Data entries for graphics
— start —

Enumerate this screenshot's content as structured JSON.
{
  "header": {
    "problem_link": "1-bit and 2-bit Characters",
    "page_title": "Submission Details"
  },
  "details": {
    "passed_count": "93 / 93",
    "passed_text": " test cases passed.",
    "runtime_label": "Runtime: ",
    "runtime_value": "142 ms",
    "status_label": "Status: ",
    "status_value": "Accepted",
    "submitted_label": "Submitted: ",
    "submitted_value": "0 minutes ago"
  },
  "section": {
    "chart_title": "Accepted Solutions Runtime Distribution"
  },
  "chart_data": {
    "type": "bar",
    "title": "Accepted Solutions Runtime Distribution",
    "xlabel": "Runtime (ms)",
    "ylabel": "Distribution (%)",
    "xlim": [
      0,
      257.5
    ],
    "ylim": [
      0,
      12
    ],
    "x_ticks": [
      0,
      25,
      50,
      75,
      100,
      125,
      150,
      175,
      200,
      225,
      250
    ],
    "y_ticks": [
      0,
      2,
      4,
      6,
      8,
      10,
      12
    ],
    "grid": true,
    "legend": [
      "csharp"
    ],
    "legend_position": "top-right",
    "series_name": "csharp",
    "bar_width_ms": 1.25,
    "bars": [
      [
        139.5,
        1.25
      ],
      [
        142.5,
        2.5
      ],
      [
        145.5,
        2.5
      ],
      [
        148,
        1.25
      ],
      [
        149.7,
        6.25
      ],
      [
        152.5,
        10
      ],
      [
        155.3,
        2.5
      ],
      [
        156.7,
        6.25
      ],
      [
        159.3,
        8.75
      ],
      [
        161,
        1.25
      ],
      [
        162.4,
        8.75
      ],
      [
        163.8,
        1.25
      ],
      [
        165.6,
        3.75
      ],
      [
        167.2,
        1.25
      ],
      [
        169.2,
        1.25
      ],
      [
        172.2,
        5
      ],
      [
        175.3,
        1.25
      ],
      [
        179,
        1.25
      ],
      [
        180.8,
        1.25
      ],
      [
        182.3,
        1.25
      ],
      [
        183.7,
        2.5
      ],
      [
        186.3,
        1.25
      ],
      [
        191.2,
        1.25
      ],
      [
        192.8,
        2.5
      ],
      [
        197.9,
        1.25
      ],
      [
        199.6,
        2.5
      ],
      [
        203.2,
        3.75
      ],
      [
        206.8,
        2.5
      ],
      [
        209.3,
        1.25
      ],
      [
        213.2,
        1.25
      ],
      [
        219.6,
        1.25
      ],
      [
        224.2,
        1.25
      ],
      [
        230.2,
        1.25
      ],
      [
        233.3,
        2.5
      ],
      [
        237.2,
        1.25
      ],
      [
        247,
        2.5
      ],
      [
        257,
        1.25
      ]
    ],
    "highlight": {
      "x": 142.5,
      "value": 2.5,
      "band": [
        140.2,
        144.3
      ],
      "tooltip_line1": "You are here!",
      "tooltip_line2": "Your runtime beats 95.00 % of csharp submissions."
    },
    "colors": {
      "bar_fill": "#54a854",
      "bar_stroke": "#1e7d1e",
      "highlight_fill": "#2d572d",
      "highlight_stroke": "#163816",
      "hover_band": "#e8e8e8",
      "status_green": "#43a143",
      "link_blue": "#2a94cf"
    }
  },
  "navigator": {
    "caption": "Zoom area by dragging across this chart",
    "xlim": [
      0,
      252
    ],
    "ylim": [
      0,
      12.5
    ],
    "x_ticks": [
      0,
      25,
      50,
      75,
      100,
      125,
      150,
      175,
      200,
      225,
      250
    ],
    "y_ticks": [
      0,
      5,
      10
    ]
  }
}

— end —

*Exercise task:* Write down all the entries again without a single difference.

*Reply:*
Enumerate this screenshot's content as structured JSON.
{
  "header": {
    "problem_link": "1-bit and 2-bit Characters",
    "page_title": "Submission Details"
  },
  "details": {
    "passed_count": "93 / 93",
    "passed_text": " test cases passed.",
    "runtime_label": "Runtime: ",
    "runtime_value": "142 ms",
    "status_label": "Status: ",
    "status_value": "Accepted",
    "submitted_label": "Submitted: ",
    "submitted_value": "0 minutes ago"
  },
  "section": {
    "chart_title": "Accepted Solutions Runtime Distribution"
  },
  "chart_data": {
    "type": "bar",
    "title": "Accepted Solutions Runtime Distribution",
    "xlabel": "Runtime (ms)",
    "ylabel": "Distribution (%)",
    "xlim": [
      0,
      257.5
    ],
    "ylim": [
      0,
      12
    ],
    "x_ticks": [
      0,
      25,
      50,
      75,
      100,
      125,
      150,
      175,
      200,
      225,
      250
    ],
    "y_ticks": [
      0,
      2,
      4,
      6,
      8,
      10,
      12
    ],
    "grid": true,
    "legend": [
      "csharp"
    ],
    "legend_position": "top-right",
    "series_name": "csharp",
    "bar_width_ms": 1.25,
    "bars": [
      [
        139.5,
        1.25
      ],
      [
        142.5,
        2.5
      ],
      [
        145.5,
        2.5
      ],
      [
        148,
        1.25
      ],
      [
        149.7,
        6.25
      ],
      [
        152.5,
        10
      ],
      [
        155.3,
        2.5
      ],
      [
        156.7,
        6.25
      ],
      [
        159.3,
        8.75
      ],
      [
        161,
        1.25
      ],
      [
        162.4,
        8.75
      ],
      [
        163.8,
        1.25
      ],
      [
        165.6,
        3.75
      ],
      [
        167.2,
        1.25
      ],
      [
        169.2,
        1.25
      ],
      [
        172.2,
        5
      ],
      [
        175.3,
        1.25
      ],
      [
        179,
        1.25
      ],
      [
        180.8,
        1.25
      ],
      [
        182.3,
        1.25
      ],
      [
        183.7,
        2.5
      ],
      [
        186.3,
        1.25
      ],
      [
        191.2,
        1.25
      ],
      [
        192.8,
        2.5
      ],
      [
        197.9,
        1.25
      ],
      [
        199.6,
        2.5
      ],
      [
        203.2,
        3.75
      ],
      [
        206.8,
        2.5
      ],
      [
        209.3,
        1.25
      ],
      [
        213.2,
        1.25
      ],
      [
        219.6,
        1.25
      ],
      [
        224.2,
        1.25
      ],
      [
        230.2,
        1.25
      ],
      [
        233.3,
        2.5
      ],
      [
        237.2,
        1.25
      ],
      [
        247,
        2.5
      ],
      [
        257,
        1.25
      ]
    ],
    "highlight": {
      "x": 142.5,
      "value": 2.5,
      "band": [
        140.2,
        144.3
      ],
      "tooltip_line1": "You are here!",
      "tooltip_line2": "Your runtime beats 95.00 % of csharp submissions."
    },
    "colors": {
      "bar_fill": "#54a854",
      "bar_stroke": "#1e7d1e",
      "highlight_fill": "#2d572d",
      "highlight_stroke": "#163816",
      "hover_band": "#e8e8e8",
      "status_green": "#43a143",
      "link_blue": "#2a94cf"
    }
  },
  "navigator": {
    "caption": "Zoom area by dragging across this chart",
    "xlim": [
      0,
      252
    ],
    "ylim": [
      0,
      12.5
    ],
    "x_ticks": [
      0,
      25,
      50,
      75,
      100,
      125,
      150,
      175,
      200,
      225,
      250
    ],
    "y_ticks": [
      0,
      5,
      10
    ]
  }
}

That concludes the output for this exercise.